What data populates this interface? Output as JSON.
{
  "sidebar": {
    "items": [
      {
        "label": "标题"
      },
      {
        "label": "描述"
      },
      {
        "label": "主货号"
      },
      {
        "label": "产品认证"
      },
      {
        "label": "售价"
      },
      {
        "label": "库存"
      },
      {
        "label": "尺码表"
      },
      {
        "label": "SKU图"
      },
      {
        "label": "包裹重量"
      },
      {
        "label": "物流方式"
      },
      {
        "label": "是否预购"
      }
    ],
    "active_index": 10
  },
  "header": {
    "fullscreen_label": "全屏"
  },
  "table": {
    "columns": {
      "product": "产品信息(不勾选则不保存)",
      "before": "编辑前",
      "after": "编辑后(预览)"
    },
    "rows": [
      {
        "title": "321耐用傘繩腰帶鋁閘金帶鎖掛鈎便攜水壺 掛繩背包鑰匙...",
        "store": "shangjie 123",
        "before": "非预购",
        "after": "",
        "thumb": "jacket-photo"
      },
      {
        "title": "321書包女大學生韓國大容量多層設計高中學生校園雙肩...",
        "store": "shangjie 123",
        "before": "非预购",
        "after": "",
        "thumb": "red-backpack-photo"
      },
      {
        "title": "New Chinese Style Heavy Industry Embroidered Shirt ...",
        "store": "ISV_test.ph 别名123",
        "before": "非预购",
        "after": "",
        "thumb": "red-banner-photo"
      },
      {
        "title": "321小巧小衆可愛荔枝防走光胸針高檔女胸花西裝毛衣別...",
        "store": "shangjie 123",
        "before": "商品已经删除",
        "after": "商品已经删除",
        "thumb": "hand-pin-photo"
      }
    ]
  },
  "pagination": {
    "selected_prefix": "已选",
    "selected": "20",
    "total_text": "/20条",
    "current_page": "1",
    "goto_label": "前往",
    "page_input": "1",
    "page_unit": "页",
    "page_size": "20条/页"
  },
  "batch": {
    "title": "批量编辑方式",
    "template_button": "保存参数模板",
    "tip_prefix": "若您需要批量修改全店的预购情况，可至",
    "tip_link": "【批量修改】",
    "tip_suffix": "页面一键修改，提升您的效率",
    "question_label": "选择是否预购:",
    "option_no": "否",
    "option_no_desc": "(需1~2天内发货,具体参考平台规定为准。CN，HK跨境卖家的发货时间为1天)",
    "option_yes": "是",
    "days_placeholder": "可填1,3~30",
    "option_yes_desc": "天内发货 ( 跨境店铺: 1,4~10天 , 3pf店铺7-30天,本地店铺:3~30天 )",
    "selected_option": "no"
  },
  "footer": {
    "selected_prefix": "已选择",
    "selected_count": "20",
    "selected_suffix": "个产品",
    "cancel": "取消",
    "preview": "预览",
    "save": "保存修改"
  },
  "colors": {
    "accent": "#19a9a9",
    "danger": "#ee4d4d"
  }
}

══════════

Work to do: Retype every entry word for word.

Task result:
What data populates this interface? Output as JSON.
{
  "sidebar": {
    "items": [
      {
        "label": "标题"
      },
      {
        "label": "描述"
      },
      {
        "label": "主货号"
      },
      {
        "label": "产品认证"
      },
      {
        "label": "售价"
      },
      {
        "label": "库存"
      },
      {
        "label": "尺码表"
      },
      {
        "label": "SKU图"
      },
      {
        "label": "包裹重量"
      },
      {
        "label": "物流方式"
      },
      {
        "label": "是否预购"
      }
    ],
    "active_index": 10
  },
  "header": {
    "fullscreen_label": "全屏"
  },
  "table": {
    "columns": {
      "product": "产品信息(不勾选则不保存)",
      "before": "编辑前",
      "after": "编辑后(预览)"
    },
    "rows": [
      {
        "title": "321耐用傘繩腰帶鋁閘金帶鎖掛鈎便攜水壺 掛繩背包鑰匙...",
        "store": "shangjie 123",
        "before": "非预购",
        "after": "",
        "thumb": "jacket-photo"
      },
      {
        "title": "321書包女大學生韓國大容量多層設計高中學生校園雙肩...",
        "store": "shangjie 123",
        "before": "非预购",
        "after": "",
        "thumb": "red-backpack-photo"
      },
      {
        "title": "New Chinese Style Heavy Industry Embroidered Shirt ...",
        "store": "ISV_test.ph 别名123",
        "before": "非预购",
        "after": "",
        "thumb": "red-banner-photo"
      },
      {
        "title": "321小巧小衆可愛荔枝防走光胸針高檔女胸花西裝毛衣別...",
        "store": "shangjie 123",
        "before": "商品已经删除",
        "after": "商品已经删除",
        "thumb": "hand-pin-photo"
      }
    ]
  },
  "pagination": {
    "selected_prefix": "已选",
    "selected": "20",
    "total_text": "/20条",
    "current_page": "1",
    "goto_label": "前往",
    "page_input": "1",
    "page_unit": "页",
    "page_size": "20条/页"
  },
  "batch": {
    "title": "批量编辑方式",
    "template_button": "保存参数模板",
    "tip_prefix": "若您需要批量修改全店的预购情况，可至",
    "tip_link": "【批量修改】",
    "tip_suffix": "页面一键修改，提升您的效率",
    "question_label": "选择是否预购:",
    "option_no": "否",
    "option_no_desc": "(需1~2天内发货,具体参考平台规定为准。CN，HK跨境卖家的发货时间为1天)",
    "option_yes": "是",
    "days_placeholder": "可填1,3~30",
    "option_yes_desc": "天内发货 ( 跨境店铺: 1,4~10天 , 3pf店铺7-30天,本地店铺:3~30天 )",
    "selected_option": "no"
  },
  "footer": {
    "selected_prefix": "已选择",
    "selected_count": "20",
    "selected_suffix": "个产品",
    "cancel": "取消",
    "preview": "预览",
    "save": "保存修改"
  },
  "colors": {
    "accent": "#19a9a9",
    "danger": "#ee4d4d"
  }
}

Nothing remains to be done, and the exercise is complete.